**WHAT YOU WILL DO:** Word for word, transcribe the lines from the one containing "Serialize everything readable" through the end of the entries, both included, and nothing else.

**INPUT:**
++++++
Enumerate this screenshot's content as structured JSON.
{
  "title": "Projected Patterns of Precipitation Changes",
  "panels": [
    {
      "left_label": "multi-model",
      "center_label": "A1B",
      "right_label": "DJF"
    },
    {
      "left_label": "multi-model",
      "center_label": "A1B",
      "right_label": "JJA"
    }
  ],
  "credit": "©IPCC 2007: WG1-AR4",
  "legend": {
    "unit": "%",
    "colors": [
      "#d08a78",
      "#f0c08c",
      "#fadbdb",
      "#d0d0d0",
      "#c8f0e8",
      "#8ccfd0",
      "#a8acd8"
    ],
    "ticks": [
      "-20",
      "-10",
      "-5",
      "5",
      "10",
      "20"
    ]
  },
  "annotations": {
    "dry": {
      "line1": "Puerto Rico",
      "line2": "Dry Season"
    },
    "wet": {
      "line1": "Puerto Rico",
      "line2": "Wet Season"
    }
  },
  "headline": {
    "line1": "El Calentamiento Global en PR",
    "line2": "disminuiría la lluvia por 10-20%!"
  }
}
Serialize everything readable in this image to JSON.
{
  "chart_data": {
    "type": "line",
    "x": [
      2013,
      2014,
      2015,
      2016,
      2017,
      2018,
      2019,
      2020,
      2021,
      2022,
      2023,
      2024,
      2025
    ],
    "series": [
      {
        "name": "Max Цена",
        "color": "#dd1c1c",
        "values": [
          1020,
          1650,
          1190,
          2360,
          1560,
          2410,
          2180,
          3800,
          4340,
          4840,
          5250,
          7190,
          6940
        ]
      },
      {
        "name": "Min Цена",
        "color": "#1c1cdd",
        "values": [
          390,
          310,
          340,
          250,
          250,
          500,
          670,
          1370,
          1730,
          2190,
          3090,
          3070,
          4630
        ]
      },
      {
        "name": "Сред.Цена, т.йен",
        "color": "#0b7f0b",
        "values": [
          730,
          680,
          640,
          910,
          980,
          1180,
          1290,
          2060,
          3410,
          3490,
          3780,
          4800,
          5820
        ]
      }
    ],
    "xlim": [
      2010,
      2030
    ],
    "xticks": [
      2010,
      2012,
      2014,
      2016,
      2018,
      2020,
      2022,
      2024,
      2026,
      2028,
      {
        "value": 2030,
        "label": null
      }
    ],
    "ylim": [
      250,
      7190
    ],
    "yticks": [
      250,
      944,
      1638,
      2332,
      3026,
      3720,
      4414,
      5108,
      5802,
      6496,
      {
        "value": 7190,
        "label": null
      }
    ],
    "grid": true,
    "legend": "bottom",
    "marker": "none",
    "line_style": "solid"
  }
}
++++++
**EXERCISE RESULT:**
Serialize everything readable in this image to JSON.
{
  "chart_data": {
    "type": "line",
    "x": [
      2013,
      2014,
      2015,
      2016,
      2017,
      2018,
      2019,
      2020,
      2021,
      2022,
      2023,
      2024,
      2025
    ],
    "series": [
      {
        "name": "Max Цена",
        "color": "#dd1c1c",
        "values": [
          1020,
          1650,
          1190,
          2360,
          1560,
          2410,
          2180,
          3800,
          4340,
          4840,
          5250,
          7190,
          6940
        ]
      },
      {
        "name": "Min Цена",
        "color": "#1c1cdd",
        "values": [
          390,
          310,
          340,
          250,
          250,
          500,
          670,
          1370,
          1730,
          2190,
          3090,
          3070,
          4630
        ]
      },
      {
        "name": "Сред.Цена, т.йен",
        "color": "#0b7f0b",
        "values": [
          730,
          680,
          640,
          910,
          980,
          1180,
          1290,
          2060,
          3410,
          3490,
          3780,
          4800,
          5820
        ]
      }
    ],
    "xlim": [
      2010,
      2030
    ],
    "xticks": [
      2010,
      2012,
      2014,
      2016,
      2018,
      2020,
      2022,
      2024,
      2026,
      2028,
      {
        "value": 2030,
        "label": null
      }
    ],
    "ylim": [
      250,
      7190
    ],
    "yticks": [
      250,
      944,
      1638,
      2332,
      3026,
      3720,
      4414,
      5108,
      5802,
      6496,
      {
        "value": 7190,
        "label": null
      }
    ],
    "grid": true,
    "legend": "bottom",
    "marker": "none",
    "line_style": "solid"
  }
}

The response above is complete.